Transcribe every line of the records verbatim.

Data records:
* start *

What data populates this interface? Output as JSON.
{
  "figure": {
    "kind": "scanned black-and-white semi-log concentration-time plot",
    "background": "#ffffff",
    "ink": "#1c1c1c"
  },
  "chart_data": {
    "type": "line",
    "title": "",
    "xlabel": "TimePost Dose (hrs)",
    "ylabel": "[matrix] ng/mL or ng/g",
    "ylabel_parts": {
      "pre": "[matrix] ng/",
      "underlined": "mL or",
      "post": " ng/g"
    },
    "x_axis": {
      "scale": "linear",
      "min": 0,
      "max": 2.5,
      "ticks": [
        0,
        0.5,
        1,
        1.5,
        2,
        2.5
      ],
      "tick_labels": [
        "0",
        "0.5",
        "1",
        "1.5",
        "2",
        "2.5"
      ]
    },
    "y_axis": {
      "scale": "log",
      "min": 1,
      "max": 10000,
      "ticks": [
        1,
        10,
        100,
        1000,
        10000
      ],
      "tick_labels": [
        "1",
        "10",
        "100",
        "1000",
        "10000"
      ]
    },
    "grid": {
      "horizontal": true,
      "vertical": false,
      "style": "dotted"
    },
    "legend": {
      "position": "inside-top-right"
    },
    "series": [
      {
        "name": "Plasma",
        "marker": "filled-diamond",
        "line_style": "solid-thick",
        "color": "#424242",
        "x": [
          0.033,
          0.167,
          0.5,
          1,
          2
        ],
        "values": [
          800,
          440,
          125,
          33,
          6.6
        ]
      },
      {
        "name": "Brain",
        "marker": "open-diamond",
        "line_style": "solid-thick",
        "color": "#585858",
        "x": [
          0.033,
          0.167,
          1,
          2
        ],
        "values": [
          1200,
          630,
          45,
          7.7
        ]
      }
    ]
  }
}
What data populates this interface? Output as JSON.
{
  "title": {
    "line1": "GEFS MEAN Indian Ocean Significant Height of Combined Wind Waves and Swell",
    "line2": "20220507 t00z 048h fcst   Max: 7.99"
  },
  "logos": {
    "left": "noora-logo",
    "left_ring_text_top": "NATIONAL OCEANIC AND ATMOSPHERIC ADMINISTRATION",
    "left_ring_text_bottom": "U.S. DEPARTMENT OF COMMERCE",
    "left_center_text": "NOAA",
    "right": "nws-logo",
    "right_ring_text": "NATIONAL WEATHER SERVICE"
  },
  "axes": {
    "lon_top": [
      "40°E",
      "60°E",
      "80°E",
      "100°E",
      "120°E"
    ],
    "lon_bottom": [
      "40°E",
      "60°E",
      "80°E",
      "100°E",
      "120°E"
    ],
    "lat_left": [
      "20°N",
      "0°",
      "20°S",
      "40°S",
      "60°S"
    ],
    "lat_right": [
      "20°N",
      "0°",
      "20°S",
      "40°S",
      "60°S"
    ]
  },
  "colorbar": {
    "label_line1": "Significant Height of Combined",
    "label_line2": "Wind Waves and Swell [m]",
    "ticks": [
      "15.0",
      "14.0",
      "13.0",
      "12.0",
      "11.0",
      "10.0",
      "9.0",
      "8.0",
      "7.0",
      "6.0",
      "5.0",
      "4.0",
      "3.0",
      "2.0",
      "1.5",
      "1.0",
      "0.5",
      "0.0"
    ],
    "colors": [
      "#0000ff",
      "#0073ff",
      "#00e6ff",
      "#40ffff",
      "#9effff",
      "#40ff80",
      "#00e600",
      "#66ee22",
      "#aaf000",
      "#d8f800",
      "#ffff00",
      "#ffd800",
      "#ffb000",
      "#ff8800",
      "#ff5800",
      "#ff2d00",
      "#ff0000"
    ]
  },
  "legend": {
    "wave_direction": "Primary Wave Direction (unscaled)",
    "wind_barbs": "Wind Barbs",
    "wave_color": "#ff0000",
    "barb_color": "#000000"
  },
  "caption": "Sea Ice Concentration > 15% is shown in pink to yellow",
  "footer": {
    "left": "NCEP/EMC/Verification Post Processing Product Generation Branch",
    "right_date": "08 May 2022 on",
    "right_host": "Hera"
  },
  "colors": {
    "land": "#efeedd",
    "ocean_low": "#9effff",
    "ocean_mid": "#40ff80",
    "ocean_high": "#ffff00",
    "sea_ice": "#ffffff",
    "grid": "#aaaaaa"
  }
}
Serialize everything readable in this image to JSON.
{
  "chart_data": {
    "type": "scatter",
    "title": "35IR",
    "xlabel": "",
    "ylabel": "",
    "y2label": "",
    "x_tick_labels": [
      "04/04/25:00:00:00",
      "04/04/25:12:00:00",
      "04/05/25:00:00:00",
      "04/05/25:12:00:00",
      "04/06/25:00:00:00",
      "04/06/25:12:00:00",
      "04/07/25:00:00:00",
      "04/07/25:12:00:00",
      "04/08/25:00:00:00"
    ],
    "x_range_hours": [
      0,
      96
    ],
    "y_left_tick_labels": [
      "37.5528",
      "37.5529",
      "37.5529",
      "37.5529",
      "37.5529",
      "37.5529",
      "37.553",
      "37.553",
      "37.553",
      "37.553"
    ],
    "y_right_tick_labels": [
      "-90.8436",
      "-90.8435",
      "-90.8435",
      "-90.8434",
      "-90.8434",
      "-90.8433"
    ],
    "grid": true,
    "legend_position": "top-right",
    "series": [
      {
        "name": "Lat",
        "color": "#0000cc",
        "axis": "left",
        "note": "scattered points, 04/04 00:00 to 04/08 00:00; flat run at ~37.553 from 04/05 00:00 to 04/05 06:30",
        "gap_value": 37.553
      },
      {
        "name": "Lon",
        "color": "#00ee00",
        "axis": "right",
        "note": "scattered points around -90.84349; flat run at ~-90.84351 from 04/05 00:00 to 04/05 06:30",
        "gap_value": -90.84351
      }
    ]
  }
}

* end *

Full output:
What data populates this interface? Output as JSON.
{
  "figure": {
    "kind": "scanned black-and-white semi-log concentration-time plot",
    "background": "#ffffff",
    "ink": "#1c1c1c"
  },
  "chart_data": {
    "type": "line",
    "title": "",
    "xlabel": "TimePost Dose (hrs)",
    "ylabel": "[matrix] ng/mL or ng/g",
    "ylabel_parts": {
      "pre": "[matrix] ng/",
      "underlined": "mL or",
      "post": " ng/g"
    },
    "x_axis": {
      "scale": "linear",
      "min": 0,
      "max": 2.5,
      "ticks": [
        0,
        0.5,
        1,
        1.5,
        2,
        2.5
      ],
      "tick_labels": [
        "0",
        "0.5",
        "1",
        "1.5",
        "2",
        "2.5"
      ]
    },
    "y_axis": {
      "scale": "log",
      "min": 1,
      "max": 10000,
      "ticks": [
        1,
        10,
        100,
        1000,
        10000
      ],
      "tick_labels": [
        "1",
        "10",
        "100",
        "1000",
        "10000"
      ]
    },
    "grid": {
      "horizontal": true,
      "vertical": false,
      "style": "dotted"
    },
    "legend": {
      "position": "inside-top-right"
    },
    "series": [
      {
        "name": "Plasma",
        "marker": "filled-diamond",
        "line_style": "solid-thick",
        "color": "#424242",
        "x": [
          0.033,
          0.167,
          0.5,
          1,
          2
        ],
        "values": [
          800,
          440,
          125,
          33,
          6.6
        ]
      },
      {
        "name": "Brain",
        "marker": "open-diamond",
        "line_style": "solid-thick",
        "color": "#585858",
        "x": [
          0.033,
          0.167,
          1,
          2
        ],
        "values": [
          1200,
          630,
          45,
          7.7
        ]
      }
    ]
  }
}
What data populates this interface? Output as JSON.
{
  "title": {
    "line1": "GEFS MEAN Indian Ocean Significant Height of Combined Wind Waves and Swell",
    "line2": "20220507 t00z 048h fcst   Max: 7.99"
  },
  "logos": {
    "left": "noora-logo",
    "left_ring_text_top": "NATIONAL OCEANIC AND ATMOSPHERIC ADMINISTRATION",
    "left_ring_text_bottom": "U.S. DEPARTMENT OF COMMERCE",
    "left_center_text": "NOAA",
    "right": "nws-logo",
    "right_ring_text": "NATIONAL WEATHER SERVICE"
  },
  "axes": {
    "lon_top": [
      "40°E",
      "60°E",
      "80°E",
      "100°E",
      "120°E"
    ],
    "lon_bottom": [
      "40°E",
      "60°E",
      "80°E",
      "100°E",
      "120°E"
    ],
    "lat_left": [
      "20°N",
      "0°",
      "20°S",
      "40°S",
      "60°S"
    ],
    "lat_right": [
      "20°N",
      "0°",
      "20°S",
      "40°S",
      "60°S"
    ]
  },
  "colorbar": {
    "label_line1": "Significant Height of Combined",
    "label_line2": "Wind Waves and Swell [m]",
    "ticks": [
      "15.0",
      "14.0",
      "13.0",
      "12.0",
      "11.0",
      "10.0",
      "9.0",
      "8.0",
      "7.0",
      "6.0",
      "5.0",
      "4.0",
      "3.0",
      "2.0",
      "1.5",
      "1.0",
      "0.5",
      "0.0"
    ],
    "colors": [
      "#0000ff",
      "#0073ff",
      "#00e6ff",
      "#40ffff",
      "#9effff",
      "#40ff80",
      "#00e600",
      "#66ee22",
      "#aaf000",
      "#d8f800",
      "#ffff00",
      "#ffd800",
      "#ffb000",
      "#ff8800",
      "#ff5800",
      "#ff2d00",
      "#ff0000"
    ]
  },
  "legend": {
    "wave_direction": "Primary Wave Direction (unscaled)",
    "wind_barbs": "Wind Barbs",
    "wave_color": "#ff0000",
    "barb_color": "#000000"
  },
  "caption": "Sea Ice Concentration > 15% is shown in pink to yellow",
  "footer": {
    "left": "NCEP/EMC/Verification Post Processing Product Generation Branch",
    "right_date": "08 May 2022 on",
    "right_host": "Hera"
  },
  "colors": {
    "land": "#efeedd",
    "ocean_low": "#9effff",
    "ocean_mid": "#40ff80",
    "ocean_high": "#ffff00",
    "sea_ice": "#ffffff",
    "grid": "#aaaaaa"
  }
}
Serialize everything readable in this image to JSON.
{
  "chart_data": {
    "type": "scatter",
    "title": "35IR",
    "xlabel": "",
    "ylabel": "",
    "y2label": "",
    "x_tick_labels": [
      "04/04/25:00:00:00",
      "04/04/25:12:00:00",
      "04/05/25:00:00:00",
      "04/05/25:12:00:00",
      "04/06/25:00:00:00",
      "04/06/25:12:00:00",
      "04/07/25:00:00:00",
      "04/07/25:12:00:00",
      "04/08/25:00:00:00"
    ],
    "x_range_hours": [
      0,
      96
    ],
    "y_left_tick_labels": [
      "37.5528",
      "37.5529",
      "37.5529",
      "37.5529",
      "37.5529",
      "37.5529",
      "37.553",
      "37.553",
      "37.553",
      "37.553"
    ],
    "y_right_tick_labels": [
      "-90.8436",
      "-90.8435",
      "-90.8435",
      "-90.8434",
      "-90.8434",
      "-90.8433"
    ],
    "grid": true,
    "legend_position": "top-right",
    "series": [
      {
        "name": "Lat",
        "color": "#0000cc",
        "axis": "left",
        "note": "scattered points, 04/04 00:00 to 04/08 00:00; flat run at ~37.553 from 04/05 00:00 to 04/05 06:30",
        "gap_value": 37.553
      },
      {
        "name": "Lon",
        "color": "#00ee00",
        "axis": "right",
        "note": "scattered points around -90.84349; flat run at ~-90.84351 from 04/05 00:00 to 04/05 06:30",
        "gap_value": -90.84351
      }
    ]
  }
}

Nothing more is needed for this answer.